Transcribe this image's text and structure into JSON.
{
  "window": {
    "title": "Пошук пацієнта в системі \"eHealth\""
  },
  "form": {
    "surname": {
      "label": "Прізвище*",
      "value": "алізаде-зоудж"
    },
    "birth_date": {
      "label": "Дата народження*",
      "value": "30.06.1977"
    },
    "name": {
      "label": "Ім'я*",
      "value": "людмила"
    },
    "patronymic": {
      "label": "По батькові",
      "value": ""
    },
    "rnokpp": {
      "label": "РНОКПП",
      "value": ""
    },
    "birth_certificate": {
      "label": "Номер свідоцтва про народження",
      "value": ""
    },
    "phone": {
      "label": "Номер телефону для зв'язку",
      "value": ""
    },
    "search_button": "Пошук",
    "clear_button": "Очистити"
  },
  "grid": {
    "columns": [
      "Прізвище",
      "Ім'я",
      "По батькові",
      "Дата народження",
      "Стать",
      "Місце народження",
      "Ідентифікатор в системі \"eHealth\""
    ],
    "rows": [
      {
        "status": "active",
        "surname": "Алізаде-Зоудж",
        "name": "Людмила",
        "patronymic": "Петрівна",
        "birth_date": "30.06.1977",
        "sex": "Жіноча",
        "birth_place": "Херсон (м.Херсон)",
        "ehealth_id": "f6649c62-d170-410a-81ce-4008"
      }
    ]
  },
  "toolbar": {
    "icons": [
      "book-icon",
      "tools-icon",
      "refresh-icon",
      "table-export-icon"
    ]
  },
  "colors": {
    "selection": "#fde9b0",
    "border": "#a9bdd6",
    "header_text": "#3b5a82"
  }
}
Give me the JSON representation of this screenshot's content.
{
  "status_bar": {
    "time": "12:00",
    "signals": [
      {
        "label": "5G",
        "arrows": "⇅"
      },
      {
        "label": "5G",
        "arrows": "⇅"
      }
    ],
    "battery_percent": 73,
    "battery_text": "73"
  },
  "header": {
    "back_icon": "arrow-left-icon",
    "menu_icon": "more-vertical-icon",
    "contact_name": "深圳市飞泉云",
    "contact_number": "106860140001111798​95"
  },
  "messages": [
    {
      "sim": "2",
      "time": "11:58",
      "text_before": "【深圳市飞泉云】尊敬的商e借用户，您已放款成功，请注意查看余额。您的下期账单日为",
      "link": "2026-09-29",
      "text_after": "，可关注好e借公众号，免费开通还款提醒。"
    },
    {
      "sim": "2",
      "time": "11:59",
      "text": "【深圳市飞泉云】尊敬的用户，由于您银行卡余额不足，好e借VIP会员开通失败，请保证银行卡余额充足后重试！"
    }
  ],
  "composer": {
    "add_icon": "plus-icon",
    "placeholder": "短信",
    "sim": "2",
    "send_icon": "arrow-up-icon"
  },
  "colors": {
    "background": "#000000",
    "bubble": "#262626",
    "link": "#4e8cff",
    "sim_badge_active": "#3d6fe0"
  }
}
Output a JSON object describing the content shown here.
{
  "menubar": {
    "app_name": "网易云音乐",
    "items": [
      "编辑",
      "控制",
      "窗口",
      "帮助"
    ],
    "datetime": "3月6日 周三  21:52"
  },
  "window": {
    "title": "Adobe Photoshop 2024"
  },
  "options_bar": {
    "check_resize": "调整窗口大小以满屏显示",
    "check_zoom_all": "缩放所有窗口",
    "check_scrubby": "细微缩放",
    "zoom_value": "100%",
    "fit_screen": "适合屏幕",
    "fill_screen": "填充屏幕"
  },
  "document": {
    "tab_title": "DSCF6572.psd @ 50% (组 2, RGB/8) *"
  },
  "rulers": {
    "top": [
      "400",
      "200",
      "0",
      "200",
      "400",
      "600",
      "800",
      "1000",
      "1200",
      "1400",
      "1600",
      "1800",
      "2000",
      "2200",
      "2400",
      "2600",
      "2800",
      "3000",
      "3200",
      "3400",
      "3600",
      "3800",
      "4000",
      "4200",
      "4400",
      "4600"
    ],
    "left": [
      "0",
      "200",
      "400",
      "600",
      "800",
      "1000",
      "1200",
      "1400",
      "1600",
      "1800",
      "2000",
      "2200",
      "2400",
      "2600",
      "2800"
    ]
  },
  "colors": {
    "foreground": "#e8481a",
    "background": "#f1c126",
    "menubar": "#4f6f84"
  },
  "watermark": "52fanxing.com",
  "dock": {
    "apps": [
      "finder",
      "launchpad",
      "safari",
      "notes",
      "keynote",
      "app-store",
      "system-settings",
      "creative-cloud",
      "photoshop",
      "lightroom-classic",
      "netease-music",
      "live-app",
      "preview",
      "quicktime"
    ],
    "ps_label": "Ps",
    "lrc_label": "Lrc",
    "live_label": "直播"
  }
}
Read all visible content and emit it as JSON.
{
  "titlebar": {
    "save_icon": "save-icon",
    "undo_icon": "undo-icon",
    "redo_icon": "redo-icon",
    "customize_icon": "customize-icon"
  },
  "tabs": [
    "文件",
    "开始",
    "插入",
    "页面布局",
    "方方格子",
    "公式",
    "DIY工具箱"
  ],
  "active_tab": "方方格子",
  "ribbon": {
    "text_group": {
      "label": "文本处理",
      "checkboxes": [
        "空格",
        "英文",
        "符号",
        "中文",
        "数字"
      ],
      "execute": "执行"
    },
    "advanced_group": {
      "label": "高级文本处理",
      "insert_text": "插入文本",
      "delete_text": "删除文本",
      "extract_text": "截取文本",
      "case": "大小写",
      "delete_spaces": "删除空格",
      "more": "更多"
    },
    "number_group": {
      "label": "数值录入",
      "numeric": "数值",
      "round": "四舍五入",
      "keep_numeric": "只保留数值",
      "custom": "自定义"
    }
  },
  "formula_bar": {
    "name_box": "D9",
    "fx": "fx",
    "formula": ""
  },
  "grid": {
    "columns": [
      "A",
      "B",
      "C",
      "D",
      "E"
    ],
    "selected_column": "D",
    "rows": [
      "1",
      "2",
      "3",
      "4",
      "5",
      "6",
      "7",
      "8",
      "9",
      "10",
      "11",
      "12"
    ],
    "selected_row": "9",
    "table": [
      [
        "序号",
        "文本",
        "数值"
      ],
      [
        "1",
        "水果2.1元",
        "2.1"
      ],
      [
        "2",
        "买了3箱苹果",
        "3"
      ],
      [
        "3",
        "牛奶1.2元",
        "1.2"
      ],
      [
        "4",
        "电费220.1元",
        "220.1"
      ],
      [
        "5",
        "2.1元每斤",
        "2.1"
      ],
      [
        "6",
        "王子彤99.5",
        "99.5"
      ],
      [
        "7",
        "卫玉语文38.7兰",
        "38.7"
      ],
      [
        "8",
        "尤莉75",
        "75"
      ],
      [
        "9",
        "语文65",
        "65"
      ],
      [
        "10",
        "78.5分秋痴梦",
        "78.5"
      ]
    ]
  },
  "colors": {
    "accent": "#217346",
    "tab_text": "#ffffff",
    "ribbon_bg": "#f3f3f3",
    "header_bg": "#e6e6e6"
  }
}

━━━━

**Your objective:**
Every line that holds the string "системі" should be returned.

**Expected answer:**
    "title": "Пошук пацієнта в системі \"eHealth\""
      "Ідентифікатор в системі \"eHealth\""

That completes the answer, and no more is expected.